[Record set]

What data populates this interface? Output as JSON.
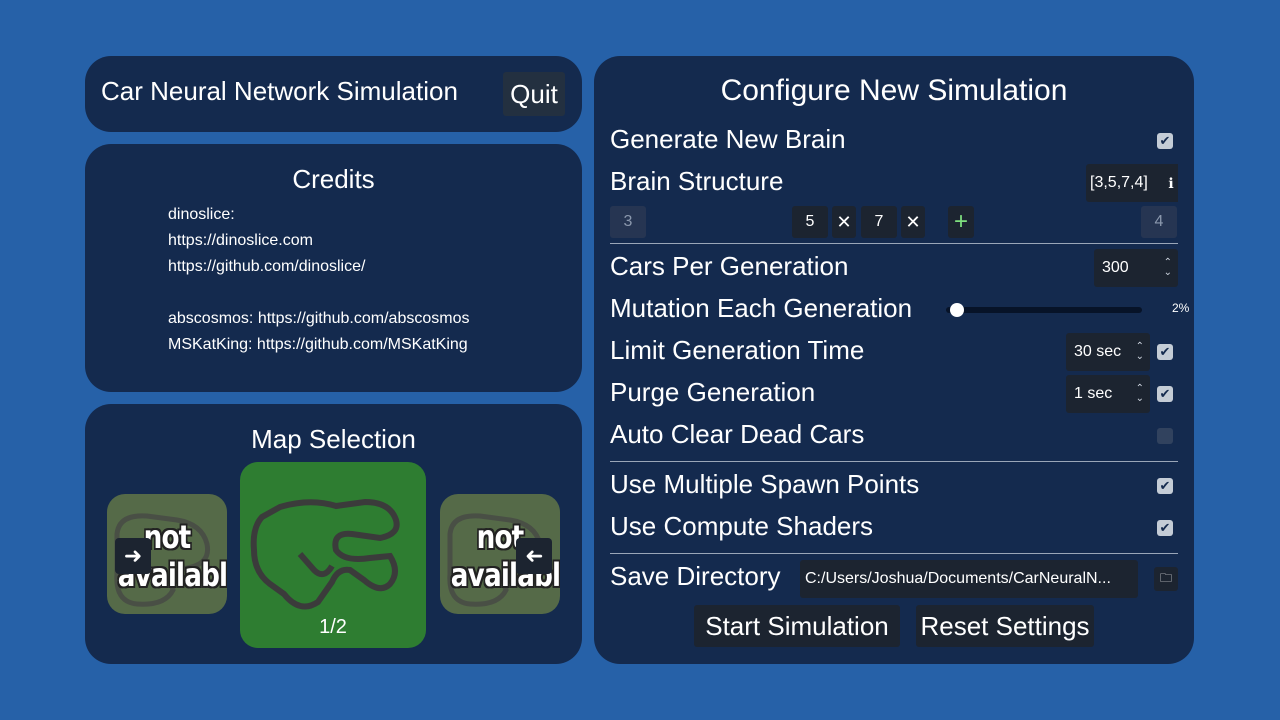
{
  "title_panel": {
    "title": "Car Neural Network Simulation",
    "quit_label": "Quit"
  },
  "credits": {
    "heading": "Credits",
    "lines": [
      "dinoslice:",
      "https://dinoslice.com",
      "https://github.com/dinoslice/",
      "",
      "abscosmos: https://github.com/abscosmos",
      "MSKatKing: https://github.com/MSKatKing"
    ]
  },
  "map_selection": {
    "heading": "Map Selection",
    "left_label": "not available",
    "right_label": "not available",
    "left_label_lines": [
      "not",
      "available"
    ],
    "right_label_lines": [
      "not",
      "available"
    ],
    "page_indicator": "1/2",
    "icons": {
      "prev": "arrow-right-icon",
      "next": "arrow-left-icon"
    }
  },
  "config": {
    "heading": "Configure New Simulation",
    "generate_new_brain": {
      "label": "Generate New Brain",
      "checked": true
    },
    "brain_structure": {
      "label": "Brain Structure",
      "value": "[3,5,7,4]",
      "input_layer": "3",
      "hidden_layers": [
        "5",
        "7"
      ],
      "output_layer": "4",
      "remove_symbol": "✕",
      "add_symbol": "+"
    },
    "cars_per_generation": {
      "label": "Cars Per Generation",
      "value": "300"
    },
    "mutation": {
      "label": "Mutation Each Generation",
      "value_text": "2%",
      "percent": 2
    },
    "limit_generation_time": {
      "label": "Limit Generation Time",
      "value": "30 sec",
      "checked": true
    },
    "purge_generation": {
      "label": "Purge Generation",
      "value": "1 sec",
      "checked": true
    },
    "auto_clear_dead_cars": {
      "label": "Auto Clear Dead Cars",
      "checked": false
    },
    "use_multiple_spawn_points": {
      "label": "Use Multiple Spawn Points",
      "checked": true
    },
    "use_compute_shaders": {
      "label": "Use Compute Shaders",
      "checked": true
    },
    "save_directory": {
      "label": "Save Directory",
      "value": "C:/Users/Joshua/Documents/CarNeuralN..."
    },
    "start_label": "Start Simulation",
    "reset_label": "Reset Settings",
    "check_glyph": "✔"
  },
  "colors": {
    "background": "#2661a8",
    "panel": "#142a4e",
    "control": "#1c2430",
    "map_green": "#2e7d31",
    "plus_green": "#7fe07f"
  }
}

[Given exercise] Please set down each line of the data above exactly as written, without the pictures.

[Task result]
What data populates this interface? Output as JSON.
{
  "title_panel": {
    "title": "Car Neural Network Simulation",
    "quit_label": "Quit"
  },
  "credits": {
    "heading": "Credits",
    "lines": [
      "dinoslice:",
      "https://dinoslice.com",
      "https://github.com/dinoslice/",
      "",
      "abscosmos: https://github.com/abscosmos",
      "MSKatKing: https://github.com/MSKatKing"
    ]
  },
  "map_selection": {
    "heading": "Map Selection",
    "left_label": "not available",
    "right_label": "not available",
    "left_label_lines": [
      "not",
      "available"
    ],
    "right_label_lines": [
      "not",
      "available"
    ],
    "page_indicator": "1/2",
    "icons": {
      "prev": "arrow-right-icon",
      "next": "arrow-left-icon"
    }
  },
  "config": {
    "heading": "Configure New Simulation",
    "generate_new_brain": {
      "label": "Generate New Brain",
      "checked": true
    },
    "brain_structure": {
      "label": "Brain Structure",
      "value": "[3,5,7,4]",
      "input_layer": "3",
      "hidden_layers": [
        "5",
        "7"
      ],
      "output_layer": "4",
      "remove_symbol": "✕",
      "add_symbol": "+"
    },
    "cars_per_generation": {
      "label": "Cars Per Generation",
      "value": "300"
    },
    "mutation": {
      "label": "Mutation Each Generation",
      "value_text": "2%",
      "percent": 2
    },
    "limit_generation_time": {
      "label": "Limit Generation Time",
      "value": "30 sec",
      "checked": true
    },
    "purge_generation": {
      "label": "Purge Generation",
      "value": "1 sec",
      "checked": true
    },
    "auto_clear_dead_cars": {
      "label": "Auto Clear Dead Cars",
      "checked": false
    },
    "use_multiple_spawn_points": {
      "label": "Use Multiple Spawn Points",
      "checked": true
    },
    "use_compute_shaders": {
      "label": "Use Compute Shaders",
      "checked": true
    },
    "save_directory": {
      "label": "Save Directory",
      "value": "C:/Users/Joshua/Documents/CarNeuralN..."
    },
    "start_label": "Start Simulation",
    "reset_label": "Reset Settings",
    "check_glyph": "✔"
  },
  "colors": {
    "background": "#2661a8",
    "panel": "#142a4e",
    "control": "#1c2430",
    "map_green": "#2e7d31",
    "plus_green": "#7fe07f"
  }
}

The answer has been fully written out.